* _Task to complete_: All of the entries must be reproduced exactly, with no images carried over.

* _Listing_:
··········
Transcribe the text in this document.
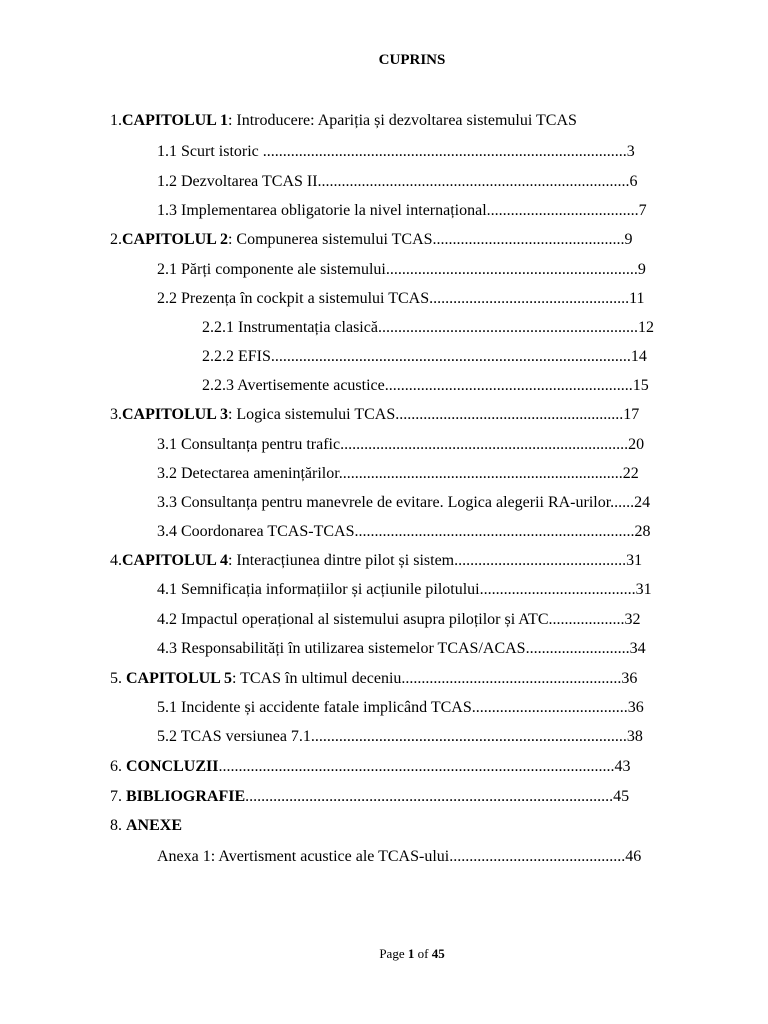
CUPRINS
1.CAPITOLUL 1: Introducere: Apariția și dezvoltarea sistemului TCAS
1.1 Scurt istoric ...........................................................................................3
1.2 Dezvoltarea TCAS II..............................................................................6
1.3 Implementarea obligatorie la nivel internațional......................................7
2.CAPITOLUL 2: Compunerea sistemului TCAS................................................9
2.1 Părți componente ale sistemului...............................................................9
2.2 Prezența în cockpit a sistemului TCAS..................................................11
2.2.1 Instrumentația clasică.................................................................12
2.2.2 EFIS..........................................................................................14
2.2.3 Avertisemente acustice..............................................................15
3.CAPITOLUL 3: Logica sistemului TCAS.........................................................17
3.1 Consultanța pentru trafic........................................................................20
3.2 Detectarea amenințărilor.......................................................................22
3.3 Consultanța pentru manevrele de evitare. Logica alegerii RA-urilor......24
3.4 Coordonarea TCAS-TCAS......................................................................28
4.CAPITOLUL 4: Interacțiunea dintre pilot și sistem...........................................31
4.1 Semnificația informațiilor și acțiunile pilotului.......................................31
4.2 Impactul operațional al sistemului asupra piloților și ATC...................32
4.3 Responsabilități în utilizarea sistemelor TCAS/ACAS..........................34
5. CAPITOLUL 5: TCAS în ultimul deceniu.......................................................36
5.1 Incidente și accidente fatale implicând TCAS.......................................36
5.2 TCAS versiunea 7.1...............................................................................38
6. CONCLUZII...................................................................................................43
7. BIBLIOGRAFIE............................................................................................45
8. ANEXE
Anexa 1: Avertisment acustice ale TCAS-ului............................................46
Page 1 of 45
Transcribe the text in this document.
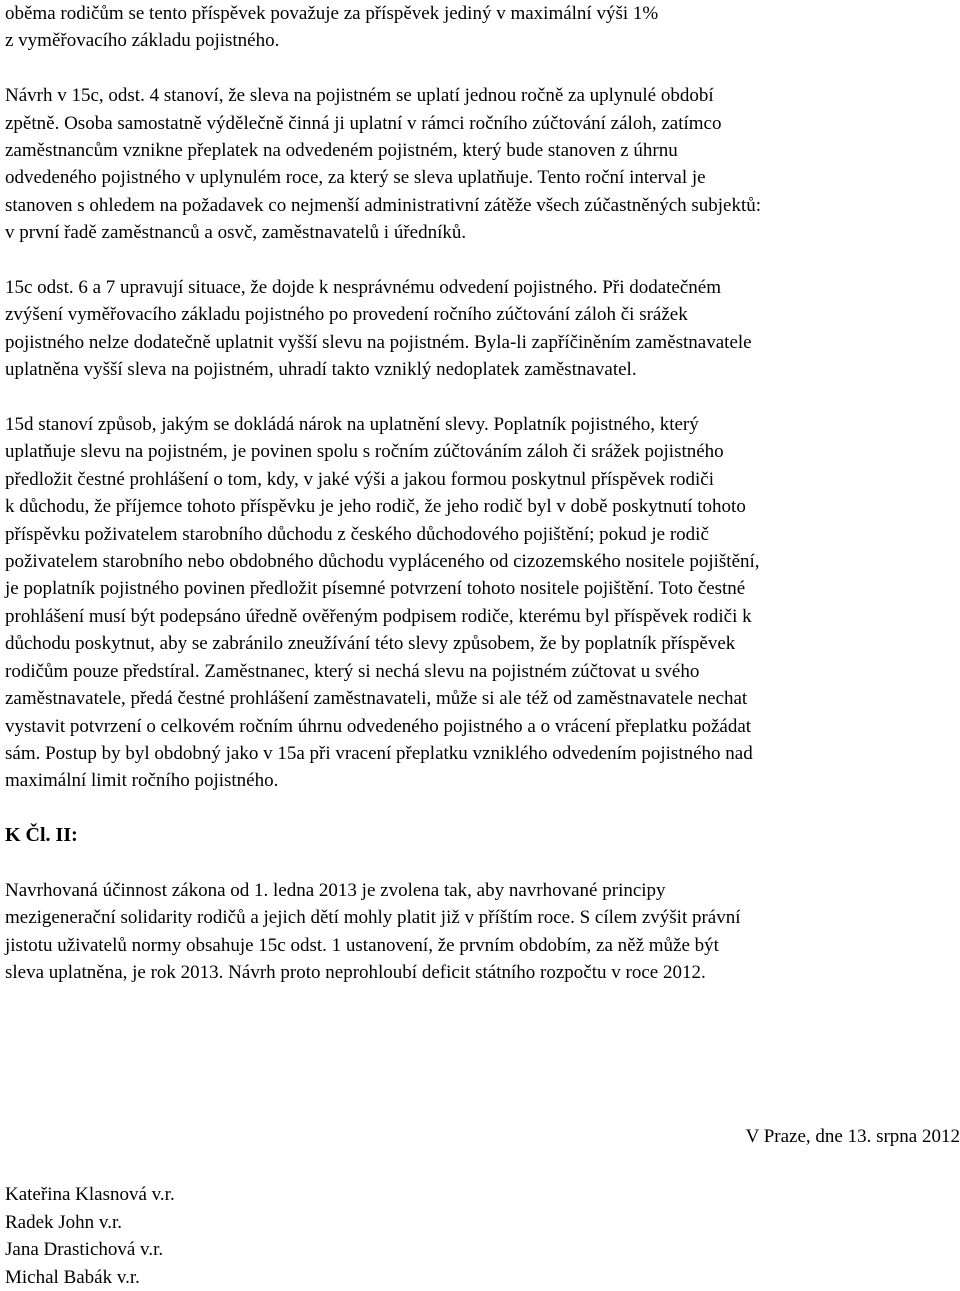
oběma rodičům se tento příspěvek považuje za příspěvek jediný v maximální výši 1%
z vyměřovacího základu pojistného.
Návrh v 15c, odst. 4 stanoví, že sleva na pojistném se uplatí jednou ročně za uplynulé období
zpětně. Osoba samostatně výdělečně činná ji uplatní v rámci ročního zúčtování záloh, zatímco
zaměstnancům vznikne přeplatek na odvedeném pojistném, který bude stanoven z úhrnu
odvedeného pojistného v uplynulém roce, za který se sleva uplatňuje. Tento roční interval je
stanoven s ohledem na požadavek co nejmenší administrativní zátěže všech zúčastněných subjektů:
v první řadě zaměstnanců a osvč, zaměstnavatelů i úředníků.
15c odst. 6 a 7 upravují situace, že dojde k nesprávnému odvedení pojistného. Při dodatečném
zvýšení vyměřovacího základu pojistného po provedení ročního zúčtování záloh či srážek
pojistného nelze dodatečně uplatnit vyšší slevu na pojistném. Byla-li zapříčiněním zaměstnavatele
uplatněna vyšší sleva na pojistném, uhradí takto vzniklý nedoplatek zaměstnavatel.
15d stanoví způsob, jakým se dokládá nárok na uplatnění slevy. Poplatník pojistného, který
uplatňuje slevu na pojistném, je povinen spolu s ročním zúčtováním záloh či srážek pojistného
předložit čestné prohlášení o tom, kdy, v jaké výši a jakou formou poskytnul příspěvek rodiči
k důchodu, že příjemce tohoto příspěvku je jeho rodič, že jeho rodič byl v době poskytnutí tohoto
příspěvku poživatelem starobního důchodu z českého důchodového pojištění; pokud je rodič
poživatelem starobního nebo obdobného důchodu vypláceného od cizozemského nositele pojištění,
je poplatník pojistného povinen předložit písemné potvrzení tohoto nositele pojištění. Toto čestné
prohlášení musí být podepsáno úředně ověřeným podpisem rodiče, kterému byl příspěvek rodiči k
důchodu poskytnut, aby se zabránilo zneužívání této slevy způsobem, že by poplatník příspěvek
rodičům pouze předstíral. Zaměstnanec, který si nechá slevu na pojistném zúčtovat u svého
zaměstnavatele, předá čestné prohlášení zaměstnavateli, může si ale též od zaměstnavatele nechat
vystavit potvrzení o celkovém ročním úhrnu odvedeného pojistného a o vrácení přeplatku požádat
sám. Postup by byl obdobný jako v 15a při vracení přeplatku vzniklého odvedením pojistného nad
maximální limit ročního pojistného.
K Čl. II:
Navrhovaná účinnost zákona od 1. ledna 2013 je zvolena tak, aby navrhované principy
mezigenerační solidarity rodičů a jejich dětí mohly platit již v příštím roce. S cílem zvýšit právní
jistotu uživatelů normy obsahuje 15c odst. 1 ustanovení, že prvním obdobím, za něž může být
sleva uplatněna, je rok 2013. Návrh proto neprohloubí deficit státního rozpočtu v roce 2012.
V Praze, dne 13. srpna 2012
Kateřina Klasnová v.r.
Radek John v.r.
Jana Drastichová v.r.
Michal Babák v.r.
··········
* _Written solution_:
Transcribe the text in this document.
CUPRINS
1.CAPITOLUL 1: Introducere: Apariția și dezvoltarea sistemului TCAS
1.1 Scurt istoric ...........................................................................................3
1.2 Dezvoltarea TCAS II..............................................................................6
1.3 Implementarea obligatorie la nivel internațional......................................7
2.CAPITOLUL 2: Compunerea sistemului TCAS................................................9
2.1 Părți componente ale sistemului...............................................................9
2.2 Prezența în cockpit a sistemului TCAS..................................................11
2.2.1 Instrumentația clasică.................................................................12
2.2.2 EFIS..........................................................................................14
2.2.3 Avertisemente acustice..............................................................15
3.CAPITOLUL 3: Logica sistemului TCAS.........................................................17
3.1 Consultanța pentru trafic........................................................................20
3.2 Detectarea amenințărilor.......................................................................22
3.3 Consultanța pentru manevrele de evitare. Logica alegerii RA-urilor......24
3.4 Coordonarea TCAS-TCAS......................................................................28
4.CAPITOLUL 4: Interacțiunea dintre pilot și sistem...........................................31
4.1 Semnificația informațiilor și acțiunile pilotului.......................................31
4.2 Impactul operațional al sistemului asupra piloților și ATC...................32
4.3 Responsabilități în utilizarea sistemelor TCAS/ACAS..........................34
5. CAPITOLUL 5: TCAS în ultimul deceniu.......................................................36
5.1 Incidente și accidente fatale implicând TCAS.......................................36
5.2 TCAS versiunea 7.1...............................................................................38
6. CONCLUZII...................................................................................................43
7. BIBLIOGRAFIE............................................................................................45
8. ANEXE
Anexa 1: Avertisment acustice ale TCAS-ului............................................46
Page 1 of 45
Transcribe the text in this document.
oběma rodičům se tento příspěvek považuje za příspěvek jediný v maximální výši 1%
z vyměřovacího základu pojistného.
Návrh v 15c, odst. 4 stanoví, že sleva na pojistném se uplatí jednou ročně za uplynulé období
zpětně. Osoba samostatně výdělečně činná ji uplatní v rámci ročního zúčtování záloh, zatímco
zaměstnancům vznikne přeplatek na odvedeném pojistném, který bude stanoven z úhrnu
odvedeného pojistného v uplynulém roce, za který se sleva uplatňuje. Tento roční interval je
stanoven s ohledem na požadavek co nejmenší administrativní zátěže všech zúčastněných subjektů:
v první řadě zaměstnanců a osvč, zaměstnavatelů i úředníků.
15c odst. 6 a 7 upravují situace, že dojde k nesprávnému odvedení pojistného. Při dodatečném
zvýšení vyměřovacího základu pojistného po provedení ročního zúčtování záloh či srážek
pojistného nelze dodatečně uplatnit vyšší slevu na pojistném. Byla-li zapříčiněním zaměstnavatele
uplatněna vyšší sleva na pojistném, uhradí takto vzniklý nedoplatek zaměstnavatel.
15d stanoví způsob, jakým se dokládá nárok na uplatnění slevy. Poplatník pojistného, který
uplatňuje slevu na pojistném, je povinen spolu s ročním zúčtováním záloh či srážek pojistného
předložit čestné prohlášení o tom, kdy, v jaké výši a jakou formou poskytnul příspěvek rodiči
k důchodu, že příjemce tohoto příspěvku je jeho rodič, že jeho rodič byl v době poskytnutí tohoto
příspěvku poživatelem starobního důchodu z českého důchodového pojištění; pokud je rodič
poživatelem starobního nebo obdobného důchodu vypláceného od cizozemského nositele pojištění,
je poplatník pojistného povinen předložit písemné potvrzení tohoto nositele pojištění. Toto čestné
prohlášení musí být podepsáno úředně ověřeným podpisem rodiče, kterému byl příspěvek rodiči k
důchodu poskytnut, aby se zabránilo zneužívání této slevy způsobem, že by poplatník příspěvek
rodičům pouze předstíral. Zaměstnanec, který si nechá slevu na pojistném zúčtovat u svého
zaměstnavatele, předá čestné prohlášení zaměstnavateli, může si ale též od zaměstnavatele nechat
vystavit potvrzení o celkovém ročním úhrnu odvedeného pojistného a o vrácení přeplatku požádat
sám. Postup by byl obdobný jako v 15a při vracení přeplatku vzniklého odvedením pojistného nad
maximální limit ročního pojistného.
K Čl. II:
Navrhovaná účinnost zákona od 1. ledna 2013 je zvolena tak, aby navrhované principy
mezigenerační solidarity rodičů a jejich dětí mohly platit již v příštím roce. S cílem zvýšit právní
jistotu uživatelů normy obsahuje 15c odst. 1 ustanovení, že prvním obdobím, za něž může být
sleva uplatněna, je rok 2013. Návrh proto neprohloubí deficit státního rozpočtu v roce 2012.
V Praze, dne 13. srpna 2012
Kateřina Klasnová v.r.
Radek John v.r.
Jana Drastichová v.r.
Michal Babák v.r.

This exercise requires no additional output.